- **Exercise requirements**
Your task is to extract the lines from the one holding "Enumerate this screenshot's" through the end of the material. Set them down exactly and add nothing.

-- Start of Information given --

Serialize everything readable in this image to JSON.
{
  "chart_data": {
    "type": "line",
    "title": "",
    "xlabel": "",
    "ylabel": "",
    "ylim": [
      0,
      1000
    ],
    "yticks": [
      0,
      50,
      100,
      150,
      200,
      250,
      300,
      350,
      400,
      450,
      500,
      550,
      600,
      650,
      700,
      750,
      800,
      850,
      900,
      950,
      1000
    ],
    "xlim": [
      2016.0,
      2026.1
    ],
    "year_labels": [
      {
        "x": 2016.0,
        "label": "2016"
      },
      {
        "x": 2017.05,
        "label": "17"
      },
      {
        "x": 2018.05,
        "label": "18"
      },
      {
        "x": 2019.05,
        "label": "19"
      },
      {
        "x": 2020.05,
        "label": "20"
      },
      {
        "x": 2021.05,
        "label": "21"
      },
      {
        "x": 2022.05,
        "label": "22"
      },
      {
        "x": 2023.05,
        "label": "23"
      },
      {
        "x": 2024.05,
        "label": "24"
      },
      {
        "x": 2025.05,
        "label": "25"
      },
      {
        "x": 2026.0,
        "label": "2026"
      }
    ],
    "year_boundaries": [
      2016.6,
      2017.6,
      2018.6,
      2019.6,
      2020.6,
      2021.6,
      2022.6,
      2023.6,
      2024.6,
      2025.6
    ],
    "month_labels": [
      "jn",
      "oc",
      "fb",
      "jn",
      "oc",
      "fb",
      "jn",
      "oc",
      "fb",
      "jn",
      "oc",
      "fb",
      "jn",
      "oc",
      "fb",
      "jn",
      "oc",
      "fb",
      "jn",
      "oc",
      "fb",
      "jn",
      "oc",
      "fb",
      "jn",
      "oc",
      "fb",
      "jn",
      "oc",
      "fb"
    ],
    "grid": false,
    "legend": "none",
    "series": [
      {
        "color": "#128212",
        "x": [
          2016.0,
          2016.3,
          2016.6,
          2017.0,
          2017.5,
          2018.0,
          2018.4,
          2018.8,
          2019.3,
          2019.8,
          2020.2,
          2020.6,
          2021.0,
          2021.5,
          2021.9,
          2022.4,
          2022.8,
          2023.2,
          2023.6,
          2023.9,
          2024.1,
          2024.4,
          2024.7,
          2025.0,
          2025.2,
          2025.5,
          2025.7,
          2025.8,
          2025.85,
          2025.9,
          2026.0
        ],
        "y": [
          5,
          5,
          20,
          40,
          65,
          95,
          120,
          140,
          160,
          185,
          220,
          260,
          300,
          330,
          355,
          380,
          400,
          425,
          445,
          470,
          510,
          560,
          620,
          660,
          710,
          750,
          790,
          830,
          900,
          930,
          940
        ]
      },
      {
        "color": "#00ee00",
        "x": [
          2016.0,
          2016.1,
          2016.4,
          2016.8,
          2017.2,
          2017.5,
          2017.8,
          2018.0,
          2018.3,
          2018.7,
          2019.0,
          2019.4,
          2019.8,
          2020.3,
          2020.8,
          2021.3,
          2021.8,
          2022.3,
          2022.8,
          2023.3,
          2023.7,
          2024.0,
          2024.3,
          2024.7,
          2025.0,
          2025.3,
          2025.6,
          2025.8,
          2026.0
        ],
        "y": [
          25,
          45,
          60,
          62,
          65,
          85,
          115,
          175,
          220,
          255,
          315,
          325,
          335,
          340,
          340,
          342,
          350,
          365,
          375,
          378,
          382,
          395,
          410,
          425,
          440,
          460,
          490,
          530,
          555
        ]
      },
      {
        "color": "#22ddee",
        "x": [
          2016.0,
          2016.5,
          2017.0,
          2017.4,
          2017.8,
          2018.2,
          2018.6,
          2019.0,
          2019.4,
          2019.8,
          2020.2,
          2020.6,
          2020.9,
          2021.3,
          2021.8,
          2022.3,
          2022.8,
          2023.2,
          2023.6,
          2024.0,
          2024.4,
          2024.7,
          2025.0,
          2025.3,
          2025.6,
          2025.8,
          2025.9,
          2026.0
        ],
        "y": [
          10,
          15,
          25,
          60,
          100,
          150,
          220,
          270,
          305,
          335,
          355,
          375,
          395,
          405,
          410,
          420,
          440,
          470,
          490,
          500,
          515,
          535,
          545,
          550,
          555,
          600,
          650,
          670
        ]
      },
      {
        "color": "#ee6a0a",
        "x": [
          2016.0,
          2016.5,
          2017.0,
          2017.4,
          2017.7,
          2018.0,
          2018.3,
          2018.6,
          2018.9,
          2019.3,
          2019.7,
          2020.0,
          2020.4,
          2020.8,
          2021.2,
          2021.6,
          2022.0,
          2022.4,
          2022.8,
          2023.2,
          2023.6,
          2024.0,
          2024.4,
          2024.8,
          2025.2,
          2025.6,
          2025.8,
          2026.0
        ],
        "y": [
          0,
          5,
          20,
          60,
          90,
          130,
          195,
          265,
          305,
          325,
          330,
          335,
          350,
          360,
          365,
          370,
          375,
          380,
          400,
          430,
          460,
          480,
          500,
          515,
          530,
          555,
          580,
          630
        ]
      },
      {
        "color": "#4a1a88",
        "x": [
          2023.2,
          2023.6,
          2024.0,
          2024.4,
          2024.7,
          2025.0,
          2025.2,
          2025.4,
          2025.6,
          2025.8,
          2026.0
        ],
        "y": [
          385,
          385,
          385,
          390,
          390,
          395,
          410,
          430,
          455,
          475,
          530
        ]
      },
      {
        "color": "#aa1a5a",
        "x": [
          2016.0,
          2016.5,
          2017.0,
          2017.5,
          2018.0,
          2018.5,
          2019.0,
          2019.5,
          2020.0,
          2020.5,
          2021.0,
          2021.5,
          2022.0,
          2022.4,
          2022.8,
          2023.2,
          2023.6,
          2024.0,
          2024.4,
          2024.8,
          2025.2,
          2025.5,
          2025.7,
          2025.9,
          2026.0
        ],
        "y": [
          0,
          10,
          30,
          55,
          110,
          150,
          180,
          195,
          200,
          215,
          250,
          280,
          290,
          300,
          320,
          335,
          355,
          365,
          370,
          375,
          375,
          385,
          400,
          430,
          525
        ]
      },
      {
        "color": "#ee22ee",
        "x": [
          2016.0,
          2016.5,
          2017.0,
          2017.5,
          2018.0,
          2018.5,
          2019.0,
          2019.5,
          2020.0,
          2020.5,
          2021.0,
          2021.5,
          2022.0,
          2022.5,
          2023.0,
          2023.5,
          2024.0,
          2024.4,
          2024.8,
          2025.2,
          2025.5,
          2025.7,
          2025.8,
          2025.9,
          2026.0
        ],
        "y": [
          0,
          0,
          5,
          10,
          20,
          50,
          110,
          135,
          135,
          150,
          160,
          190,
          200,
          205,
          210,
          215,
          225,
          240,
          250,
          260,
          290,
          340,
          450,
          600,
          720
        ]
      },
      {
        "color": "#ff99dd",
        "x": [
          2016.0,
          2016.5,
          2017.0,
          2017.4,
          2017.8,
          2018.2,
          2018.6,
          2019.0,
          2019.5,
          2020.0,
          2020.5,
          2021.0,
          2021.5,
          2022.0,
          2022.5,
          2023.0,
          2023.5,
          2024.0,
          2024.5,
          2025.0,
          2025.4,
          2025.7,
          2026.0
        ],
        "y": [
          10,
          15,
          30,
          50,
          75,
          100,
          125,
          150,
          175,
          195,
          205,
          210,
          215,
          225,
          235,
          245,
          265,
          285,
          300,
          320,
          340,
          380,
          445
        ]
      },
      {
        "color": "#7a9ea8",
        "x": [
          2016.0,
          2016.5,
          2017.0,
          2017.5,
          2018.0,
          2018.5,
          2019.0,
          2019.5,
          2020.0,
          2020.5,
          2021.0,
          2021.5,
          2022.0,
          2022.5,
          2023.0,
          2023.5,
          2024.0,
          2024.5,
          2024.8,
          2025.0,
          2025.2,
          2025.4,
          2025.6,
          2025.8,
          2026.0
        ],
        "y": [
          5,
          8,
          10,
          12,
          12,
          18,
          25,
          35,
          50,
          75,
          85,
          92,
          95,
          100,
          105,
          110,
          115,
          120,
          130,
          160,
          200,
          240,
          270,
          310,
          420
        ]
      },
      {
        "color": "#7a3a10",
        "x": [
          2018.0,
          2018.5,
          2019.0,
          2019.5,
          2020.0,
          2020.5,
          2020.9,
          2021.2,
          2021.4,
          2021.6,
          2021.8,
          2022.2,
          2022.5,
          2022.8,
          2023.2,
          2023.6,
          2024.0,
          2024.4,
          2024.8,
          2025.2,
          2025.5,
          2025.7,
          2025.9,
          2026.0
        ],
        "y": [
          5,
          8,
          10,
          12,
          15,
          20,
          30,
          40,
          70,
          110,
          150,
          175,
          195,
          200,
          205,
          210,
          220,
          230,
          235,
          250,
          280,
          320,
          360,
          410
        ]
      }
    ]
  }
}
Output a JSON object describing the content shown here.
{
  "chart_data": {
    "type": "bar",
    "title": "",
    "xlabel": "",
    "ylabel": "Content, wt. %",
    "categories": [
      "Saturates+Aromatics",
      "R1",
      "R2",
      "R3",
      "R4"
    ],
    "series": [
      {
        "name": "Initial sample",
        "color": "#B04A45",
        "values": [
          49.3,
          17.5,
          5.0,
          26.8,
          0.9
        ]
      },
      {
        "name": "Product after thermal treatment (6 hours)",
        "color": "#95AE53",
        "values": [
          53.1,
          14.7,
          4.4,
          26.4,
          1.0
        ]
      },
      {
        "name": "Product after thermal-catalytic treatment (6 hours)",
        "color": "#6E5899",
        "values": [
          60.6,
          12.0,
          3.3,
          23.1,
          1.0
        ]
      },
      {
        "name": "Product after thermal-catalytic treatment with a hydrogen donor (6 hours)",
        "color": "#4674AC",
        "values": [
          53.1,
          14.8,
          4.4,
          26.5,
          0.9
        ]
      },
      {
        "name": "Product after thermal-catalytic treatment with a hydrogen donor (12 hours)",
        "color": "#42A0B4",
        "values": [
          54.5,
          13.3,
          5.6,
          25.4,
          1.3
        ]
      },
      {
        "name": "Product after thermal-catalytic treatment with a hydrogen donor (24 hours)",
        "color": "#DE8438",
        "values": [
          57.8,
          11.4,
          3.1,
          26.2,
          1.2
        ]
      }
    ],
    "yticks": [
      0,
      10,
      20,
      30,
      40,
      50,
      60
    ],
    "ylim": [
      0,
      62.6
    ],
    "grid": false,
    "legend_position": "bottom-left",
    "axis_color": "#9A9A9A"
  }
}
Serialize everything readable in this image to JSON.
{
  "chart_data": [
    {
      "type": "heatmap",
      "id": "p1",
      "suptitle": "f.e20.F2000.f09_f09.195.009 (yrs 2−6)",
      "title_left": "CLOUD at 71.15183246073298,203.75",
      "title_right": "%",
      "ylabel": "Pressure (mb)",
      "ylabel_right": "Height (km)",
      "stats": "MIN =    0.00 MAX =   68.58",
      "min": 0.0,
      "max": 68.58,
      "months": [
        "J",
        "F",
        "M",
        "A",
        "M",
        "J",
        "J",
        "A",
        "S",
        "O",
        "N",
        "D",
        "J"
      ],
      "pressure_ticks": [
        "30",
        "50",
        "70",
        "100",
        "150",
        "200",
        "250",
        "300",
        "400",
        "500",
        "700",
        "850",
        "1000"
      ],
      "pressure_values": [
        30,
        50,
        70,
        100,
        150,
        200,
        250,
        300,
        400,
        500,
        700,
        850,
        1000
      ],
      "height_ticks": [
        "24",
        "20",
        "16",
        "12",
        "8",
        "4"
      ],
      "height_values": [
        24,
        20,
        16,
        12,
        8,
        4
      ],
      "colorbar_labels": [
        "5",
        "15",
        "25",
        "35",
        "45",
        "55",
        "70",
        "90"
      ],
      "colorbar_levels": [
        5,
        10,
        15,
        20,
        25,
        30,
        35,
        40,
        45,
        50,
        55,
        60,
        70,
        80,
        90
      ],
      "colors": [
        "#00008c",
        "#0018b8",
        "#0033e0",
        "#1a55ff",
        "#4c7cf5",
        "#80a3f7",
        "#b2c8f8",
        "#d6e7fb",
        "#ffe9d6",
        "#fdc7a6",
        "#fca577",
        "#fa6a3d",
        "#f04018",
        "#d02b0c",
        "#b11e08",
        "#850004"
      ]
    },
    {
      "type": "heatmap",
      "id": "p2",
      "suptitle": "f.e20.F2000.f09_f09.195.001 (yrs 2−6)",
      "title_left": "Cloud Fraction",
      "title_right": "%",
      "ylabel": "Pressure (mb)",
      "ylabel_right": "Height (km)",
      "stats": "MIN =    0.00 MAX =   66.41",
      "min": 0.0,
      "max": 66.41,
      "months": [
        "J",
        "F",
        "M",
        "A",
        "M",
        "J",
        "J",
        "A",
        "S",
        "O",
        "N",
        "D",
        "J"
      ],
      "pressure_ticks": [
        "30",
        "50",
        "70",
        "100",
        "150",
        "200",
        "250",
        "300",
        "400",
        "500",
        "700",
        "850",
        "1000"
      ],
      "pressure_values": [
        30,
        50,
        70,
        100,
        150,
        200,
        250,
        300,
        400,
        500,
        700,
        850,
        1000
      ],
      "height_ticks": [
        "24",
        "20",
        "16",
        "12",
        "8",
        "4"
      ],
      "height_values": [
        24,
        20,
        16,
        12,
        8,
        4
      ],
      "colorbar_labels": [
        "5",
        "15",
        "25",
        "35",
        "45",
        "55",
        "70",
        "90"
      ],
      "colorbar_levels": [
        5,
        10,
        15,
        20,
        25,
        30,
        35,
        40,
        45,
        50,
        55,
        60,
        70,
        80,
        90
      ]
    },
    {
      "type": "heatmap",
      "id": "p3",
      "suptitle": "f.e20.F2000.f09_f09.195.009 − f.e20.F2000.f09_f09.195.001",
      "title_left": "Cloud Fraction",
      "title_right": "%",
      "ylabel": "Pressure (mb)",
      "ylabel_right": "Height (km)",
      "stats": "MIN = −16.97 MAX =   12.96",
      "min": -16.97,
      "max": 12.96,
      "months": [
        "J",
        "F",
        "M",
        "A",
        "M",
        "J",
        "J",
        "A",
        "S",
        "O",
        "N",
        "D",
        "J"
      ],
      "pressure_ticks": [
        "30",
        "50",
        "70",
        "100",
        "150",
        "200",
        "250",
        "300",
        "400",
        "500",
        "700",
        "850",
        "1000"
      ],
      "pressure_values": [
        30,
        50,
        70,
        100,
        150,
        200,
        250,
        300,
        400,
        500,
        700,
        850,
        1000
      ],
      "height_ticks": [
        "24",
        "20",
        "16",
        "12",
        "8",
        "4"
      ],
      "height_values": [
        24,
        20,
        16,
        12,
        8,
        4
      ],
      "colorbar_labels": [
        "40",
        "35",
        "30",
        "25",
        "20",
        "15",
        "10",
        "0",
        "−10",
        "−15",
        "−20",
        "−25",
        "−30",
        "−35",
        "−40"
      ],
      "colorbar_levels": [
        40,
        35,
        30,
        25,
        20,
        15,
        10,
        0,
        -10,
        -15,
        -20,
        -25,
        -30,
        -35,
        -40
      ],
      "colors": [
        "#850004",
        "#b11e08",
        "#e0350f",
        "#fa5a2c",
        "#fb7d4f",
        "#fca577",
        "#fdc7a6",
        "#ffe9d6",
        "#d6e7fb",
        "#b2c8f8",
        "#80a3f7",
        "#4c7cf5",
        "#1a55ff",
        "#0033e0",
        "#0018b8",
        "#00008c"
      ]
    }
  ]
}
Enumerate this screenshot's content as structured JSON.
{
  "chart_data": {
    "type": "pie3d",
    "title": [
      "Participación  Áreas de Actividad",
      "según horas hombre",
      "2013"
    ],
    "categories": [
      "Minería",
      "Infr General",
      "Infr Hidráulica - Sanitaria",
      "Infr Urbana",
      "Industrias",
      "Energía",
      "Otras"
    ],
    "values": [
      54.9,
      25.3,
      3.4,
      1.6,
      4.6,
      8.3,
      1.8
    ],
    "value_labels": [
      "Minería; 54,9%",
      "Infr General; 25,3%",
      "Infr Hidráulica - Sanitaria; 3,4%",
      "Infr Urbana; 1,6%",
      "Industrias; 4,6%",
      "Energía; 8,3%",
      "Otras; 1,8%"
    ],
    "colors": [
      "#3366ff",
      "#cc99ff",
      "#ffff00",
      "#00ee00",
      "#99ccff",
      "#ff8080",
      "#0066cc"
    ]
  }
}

-- End of Information given --

- **Response to the task**
Enumerate this screenshot's content as structured JSON.
{
  "chart_data": {
    "type": "pie3d",
    "title": [
      "Participación  Áreas de Actividad",
      "según horas hombre",
      "2013"
    ],
    "categories": [
      "Minería",
      "Infr General",
      "Infr Hidráulica - Sanitaria",
      "Infr Urbana",
      "Industrias",
      "Energía",
      "Otras"
    ],
    "values": [
      54.9,
      25.3,
      3.4,
      1.6,
      4.6,
      8.3,
      1.8
    ],
    "value_labels": [
      "Minería; 54,9%",
      "Infr General; 25,3%",
      "Infr Hidráulica - Sanitaria; 3,4%",
      "Infr Urbana; 1,6%",
      "Industrias; 4,6%",
      "Energía; 8,3%",
      "Otras; 1,8%"
    ],
    "colors": [
      "#3366ff",
      "#cc99ff",
      "#ffff00",
      "#00ee00",
      "#99ccff",
      "#ff8080",
      "#0066cc"
    ]
  }
}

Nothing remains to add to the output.